### INSTRUCTIONS FOR THE TASK
Every line of the material must be set down again without alteration.

━━━━━━━━━━

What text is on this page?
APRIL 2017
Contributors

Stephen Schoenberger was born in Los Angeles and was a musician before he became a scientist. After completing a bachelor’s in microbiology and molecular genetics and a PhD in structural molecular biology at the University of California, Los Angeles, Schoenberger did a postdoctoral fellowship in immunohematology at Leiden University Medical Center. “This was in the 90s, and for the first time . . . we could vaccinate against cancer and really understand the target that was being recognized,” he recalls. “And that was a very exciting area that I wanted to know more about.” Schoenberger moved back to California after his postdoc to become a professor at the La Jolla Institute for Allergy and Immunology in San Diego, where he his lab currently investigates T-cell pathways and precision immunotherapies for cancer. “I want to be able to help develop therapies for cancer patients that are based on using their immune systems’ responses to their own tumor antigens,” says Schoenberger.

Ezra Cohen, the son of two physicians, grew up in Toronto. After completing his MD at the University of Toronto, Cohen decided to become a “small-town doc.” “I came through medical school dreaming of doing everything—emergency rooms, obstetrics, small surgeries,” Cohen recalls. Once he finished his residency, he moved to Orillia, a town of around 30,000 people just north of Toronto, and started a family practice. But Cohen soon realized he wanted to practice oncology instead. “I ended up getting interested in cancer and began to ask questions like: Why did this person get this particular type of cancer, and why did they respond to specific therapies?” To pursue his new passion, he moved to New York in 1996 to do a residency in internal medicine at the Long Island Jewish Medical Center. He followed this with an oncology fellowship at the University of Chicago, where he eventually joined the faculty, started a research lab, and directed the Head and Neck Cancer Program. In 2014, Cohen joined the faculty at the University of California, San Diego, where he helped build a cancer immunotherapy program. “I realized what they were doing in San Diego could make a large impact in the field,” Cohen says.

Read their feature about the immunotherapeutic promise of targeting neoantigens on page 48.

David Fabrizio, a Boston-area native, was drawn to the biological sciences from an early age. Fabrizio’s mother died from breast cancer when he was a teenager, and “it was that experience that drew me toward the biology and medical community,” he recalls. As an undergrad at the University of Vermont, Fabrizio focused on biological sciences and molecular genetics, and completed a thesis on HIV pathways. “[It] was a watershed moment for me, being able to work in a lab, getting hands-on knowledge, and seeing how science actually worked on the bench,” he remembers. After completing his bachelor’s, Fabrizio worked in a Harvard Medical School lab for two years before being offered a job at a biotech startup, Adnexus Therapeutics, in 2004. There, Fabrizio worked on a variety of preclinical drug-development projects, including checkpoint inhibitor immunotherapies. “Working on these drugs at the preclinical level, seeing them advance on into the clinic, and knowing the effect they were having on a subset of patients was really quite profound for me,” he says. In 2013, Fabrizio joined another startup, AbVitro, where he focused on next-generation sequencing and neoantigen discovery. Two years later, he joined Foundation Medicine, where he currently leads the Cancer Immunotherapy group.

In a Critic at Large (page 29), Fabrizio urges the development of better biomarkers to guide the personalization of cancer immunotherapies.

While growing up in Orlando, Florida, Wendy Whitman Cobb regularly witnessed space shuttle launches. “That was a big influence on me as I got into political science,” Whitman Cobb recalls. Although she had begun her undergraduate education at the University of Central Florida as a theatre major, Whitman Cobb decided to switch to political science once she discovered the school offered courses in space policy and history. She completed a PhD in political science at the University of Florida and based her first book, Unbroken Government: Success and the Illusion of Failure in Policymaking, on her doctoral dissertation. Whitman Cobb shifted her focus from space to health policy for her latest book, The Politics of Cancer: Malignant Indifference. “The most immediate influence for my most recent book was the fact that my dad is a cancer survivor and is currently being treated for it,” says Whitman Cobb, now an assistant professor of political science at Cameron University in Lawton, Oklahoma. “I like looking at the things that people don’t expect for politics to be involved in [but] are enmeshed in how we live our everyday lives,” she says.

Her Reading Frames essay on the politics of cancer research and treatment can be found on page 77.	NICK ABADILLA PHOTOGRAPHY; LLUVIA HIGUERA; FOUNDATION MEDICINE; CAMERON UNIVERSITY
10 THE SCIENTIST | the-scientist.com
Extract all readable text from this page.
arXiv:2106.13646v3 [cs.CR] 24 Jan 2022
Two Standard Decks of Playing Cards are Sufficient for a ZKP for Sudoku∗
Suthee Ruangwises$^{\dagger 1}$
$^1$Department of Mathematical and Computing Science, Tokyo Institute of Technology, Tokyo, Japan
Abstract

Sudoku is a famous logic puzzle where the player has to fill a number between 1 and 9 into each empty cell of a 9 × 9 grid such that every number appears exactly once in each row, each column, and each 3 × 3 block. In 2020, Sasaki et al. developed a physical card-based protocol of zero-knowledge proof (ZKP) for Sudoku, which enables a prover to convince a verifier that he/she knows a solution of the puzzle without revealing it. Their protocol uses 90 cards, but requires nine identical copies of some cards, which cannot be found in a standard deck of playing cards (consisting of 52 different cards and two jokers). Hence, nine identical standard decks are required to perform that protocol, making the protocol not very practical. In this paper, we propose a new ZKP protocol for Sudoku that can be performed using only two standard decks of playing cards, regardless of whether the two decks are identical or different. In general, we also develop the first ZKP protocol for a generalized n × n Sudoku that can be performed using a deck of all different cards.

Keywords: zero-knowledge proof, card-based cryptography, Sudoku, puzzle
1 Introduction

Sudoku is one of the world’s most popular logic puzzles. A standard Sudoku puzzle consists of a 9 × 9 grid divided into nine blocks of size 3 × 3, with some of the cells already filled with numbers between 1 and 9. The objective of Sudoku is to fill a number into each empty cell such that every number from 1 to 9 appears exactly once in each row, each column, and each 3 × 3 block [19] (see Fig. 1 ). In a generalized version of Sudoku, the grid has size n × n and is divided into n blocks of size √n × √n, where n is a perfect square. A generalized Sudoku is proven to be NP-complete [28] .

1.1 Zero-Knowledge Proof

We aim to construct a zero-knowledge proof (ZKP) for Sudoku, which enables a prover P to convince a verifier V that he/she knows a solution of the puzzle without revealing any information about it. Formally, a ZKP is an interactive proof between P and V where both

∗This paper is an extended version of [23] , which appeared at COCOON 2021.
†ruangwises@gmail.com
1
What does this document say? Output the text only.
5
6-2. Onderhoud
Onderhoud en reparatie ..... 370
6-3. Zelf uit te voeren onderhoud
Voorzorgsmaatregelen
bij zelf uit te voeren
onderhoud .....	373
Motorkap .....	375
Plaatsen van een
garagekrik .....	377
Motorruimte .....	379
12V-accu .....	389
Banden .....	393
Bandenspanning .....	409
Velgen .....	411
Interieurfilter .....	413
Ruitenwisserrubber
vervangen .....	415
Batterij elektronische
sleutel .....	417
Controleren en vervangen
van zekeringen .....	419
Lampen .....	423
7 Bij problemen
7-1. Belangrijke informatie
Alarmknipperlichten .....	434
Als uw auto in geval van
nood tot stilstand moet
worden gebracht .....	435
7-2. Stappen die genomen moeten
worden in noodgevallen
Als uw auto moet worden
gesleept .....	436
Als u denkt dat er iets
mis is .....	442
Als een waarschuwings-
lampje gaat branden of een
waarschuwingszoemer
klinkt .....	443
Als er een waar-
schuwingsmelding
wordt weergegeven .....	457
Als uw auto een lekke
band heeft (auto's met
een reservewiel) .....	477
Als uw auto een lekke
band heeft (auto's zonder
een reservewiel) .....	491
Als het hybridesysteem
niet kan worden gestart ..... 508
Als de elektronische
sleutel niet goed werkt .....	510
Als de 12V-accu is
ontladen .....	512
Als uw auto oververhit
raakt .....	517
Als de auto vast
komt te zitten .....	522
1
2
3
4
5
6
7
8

━━━━━━━━━━

### FINISHED TASK
What text is on this page?
APRIL 2017
Contributors

Stephen Schoenberger was born in Los Angeles and was a musician before he became a scientist. After completing a bachelor’s in microbiology and molecular genetics and a PhD in structural molecular biology at the University of California, Los Angeles, Schoenberger did a postdoctoral fellowship in immunohematology at Leiden University Medical Center. “This was in the 90s, and for the first time . . . we could vaccinate against cancer and really understand the target that was being recognized,” he recalls. “And that was a very exciting area that I wanted to know more about.” Schoenberger moved back to California after his postdoc to become a professor at the La Jolla Institute for Allergy and Immunology in San Diego, where he his lab currently investigates T-cell pathways and precision immunotherapies for cancer. “I want to be able to help develop therapies for cancer patients that are based on using their immune systems’ responses to their own tumor antigens,” says Schoenberger.

Ezra Cohen, the son of two physicians, grew up in Toronto. After completing his MD at the University of Toronto, Cohen decided to become a “small-town doc.” “I came through medical school dreaming of doing everything—emergency rooms, obstetrics, small surgeries,” Cohen recalls. Once he finished his residency, he moved to Orillia, a town of around 30,000 people just north of Toronto, and started a family practice. But Cohen soon realized he wanted to practice oncology instead. “I ended up getting interested in cancer and began to ask questions like: Why did this person get this particular type of cancer, and why did they respond to specific therapies?” To pursue his new passion, he moved to New York in 1996 to do a residency in internal medicine at the Long Island Jewish Medical Center. He followed this with an oncology fellowship at the University of Chicago, where he eventually joined the faculty, started a research lab, and directed the Head and Neck Cancer Program. In 2014, Cohen joined the faculty at the University of California, San Diego, where he helped build a cancer immunotherapy program. “I realized what they were doing in San Diego could make a large impact in the field,” Cohen says.

Read their feature about the immunotherapeutic promise of targeting neoantigens on page 48.

David Fabrizio, a Boston-area native, was drawn to the biological sciences from an early age. Fabrizio’s mother died from breast cancer when he was a teenager, and “it was that experience that drew me toward the biology and medical community,” he recalls. As an undergrad at the University of Vermont, Fabrizio focused on biological sciences and molecular genetics, and completed a thesis on HIV pathways. “[It] was a watershed moment for me, being able to work in a lab, getting hands-on knowledge, and seeing how science actually worked on the bench,” he remembers. After completing his bachelor’s, Fabrizio worked in a Harvard Medical School lab for two years before being offered a job at a biotech startup, Adnexus Therapeutics, in 2004. There, Fabrizio worked on a variety of preclinical drug-development projects, including checkpoint inhibitor immunotherapies. “Working on these drugs at the preclinical level, seeing them advance on into the clinic, and knowing the effect they were having on a subset of patients was really quite profound for me,” he says. In 2013, Fabrizio joined another startup, AbVitro, where he focused on next-generation sequencing and neoantigen discovery. Two years later, he joined Foundation Medicine, where he currently leads the Cancer Immunotherapy group.

In a Critic at Large (page 29), Fabrizio urges the development of better biomarkers to guide the personalization of cancer immunotherapies.

While growing up in Orlando, Florida, Wendy Whitman Cobb regularly witnessed space shuttle launches. “That was a big influence on me as I got into political science,” Whitman Cobb recalls. Although she had begun her undergraduate education at the University of Central Florida as a theatre major, Whitman Cobb decided to switch to political science once she discovered the school offered courses in space policy and history. She completed a PhD in political science at the University of Florida and based her first book, Unbroken Government: Success and the Illusion of Failure in Policymaking, on her doctoral dissertation. Whitman Cobb shifted her focus from space to health policy for her latest book, The Politics of Cancer: Malignant Indifference. “The most immediate influence for my most recent book was the fact that my dad is a cancer survivor and is currently being treated for it,” says Whitman Cobb, now an assistant professor of political science at Cameron University in Lawton, Oklahoma. “I like looking at the things that people don’t expect for politics to be involved in [but] are enmeshed in how we live our everyday lives,” she says.

Her Reading Frames essay on the politics of cancer research and treatment can be found on page 77.	NICK ABADILLA PHOTOGRAPHY; LLUVIA HIGUERA; FOUNDATION MEDICINE; CAMERON UNIVERSITY
10 THE SCIENTIST | the-scientist.com
Extract all readable text from this page.
arXiv:2106.13646v3 [cs.CR] 24 Jan 2022
Two Standard Decks of Playing Cards are Sufficient for a ZKP for Sudoku∗
Suthee Ruangwises$^{\dagger 1}$
$^1$Department of Mathematical and Computing Science, Tokyo Institute of Technology, Tokyo, Japan
Abstract

Sudoku is a famous logic puzzle where the player has to fill a number between 1 and 9 into each empty cell of a 9 × 9 grid such that every number appears exactly once in each row, each column, and each 3 × 3 block. In 2020, Sasaki et al. developed a physical card-based protocol of zero-knowledge proof (ZKP) for Sudoku, which enables a prover to convince a verifier that he/she knows a solution of the puzzle without revealing it. Their protocol uses 90 cards, but requires nine identical copies of some cards, which cannot be found in a standard deck of playing cards (consisting of 52 different cards and two jokers). Hence, nine identical standard decks are required to perform that protocol, making the protocol not very practical. In this paper, we propose a new ZKP protocol for Sudoku that can be performed using only two standard decks of playing cards, regardless of whether the two decks are identical or different. In general, we also develop the first ZKP protocol for a generalized n × n Sudoku that can be performed using a deck of all different cards.

Keywords: zero-knowledge proof, card-based cryptography, Sudoku, puzzle
1 Introduction

Sudoku is one of the world’s most popular logic puzzles. A standard Sudoku puzzle consists of a 9 × 9 grid divided into nine blocks of size 3 × 3, with some of the cells already filled with numbers between 1 and 9. The objective of Sudoku is to fill a number into each empty cell such that every number from 1 to 9 appears exactly once in each row, each column, and each 3 × 3 block [19] (see Fig. 1 ). In a generalized version of Sudoku, the grid has size n × n and is divided into n blocks of size √n × √n, where n is a perfect square. A generalized Sudoku is proven to be NP-complete [28] .

1.1 Zero-Knowledge Proof

We aim to construct a zero-knowledge proof (ZKP) for Sudoku, which enables a prover P to convince a verifier V that he/she knows a solution of the puzzle without revealing any information about it. Formally, a ZKP is an interactive proof between P and V where both

∗This paper is an extended version of [23] , which appeared at COCOON 2021.
†ruangwises@gmail.com
1
What does this document say? Output the text only.
5
6-2. Onderhoud
Onderhoud en reparatie ..... 370
6-3. Zelf uit te voeren onderhoud
Voorzorgsmaatregelen
bij zelf uit te voeren
onderhoud .....	373
Motorkap .....	375
Plaatsen van een
garagekrik .....	377
Motorruimte .....	379
12V-accu .....	389
Banden .....	393
Bandenspanning .....	409
Velgen .....	411
Interieurfilter .....	413
Ruitenwisserrubber
vervangen .....	415
Batterij elektronische
sleutel .....	417
Controleren en vervangen
van zekeringen .....	419
Lampen .....	423
7 Bij problemen
7-1. Belangrijke informatie
Alarmknipperlichten .....	434
Als uw auto in geval van
nood tot stilstand moet
worden gebracht .....	435
7-2. Stappen die genomen moeten
worden in noodgevallen
Als uw auto moet worden
gesleept .....	436
Als u denkt dat er iets
mis is .....	442
Als een waarschuwings-
lampje gaat branden of een
waarschuwingszoemer
klinkt .....	443
Als er een waar-
schuwingsmelding
wordt weergegeven .....	457
Als uw auto een lekke
band heeft (auto's met
een reservewiel) .....	477
Als uw auto een lekke
band heeft (auto's zonder
een reservewiel) .....	491
Als het hybridesysteem
niet kan worden gestart ..... 508
Als de elektronische
sleutel niet goed werkt .....	510
Als de 12V-accu is
ontladen .....	512
Als uw auto oververhit
raakt .....	517
Als de auto vast
komt te zitten .....	522
1
2
3
4
5
6
7
8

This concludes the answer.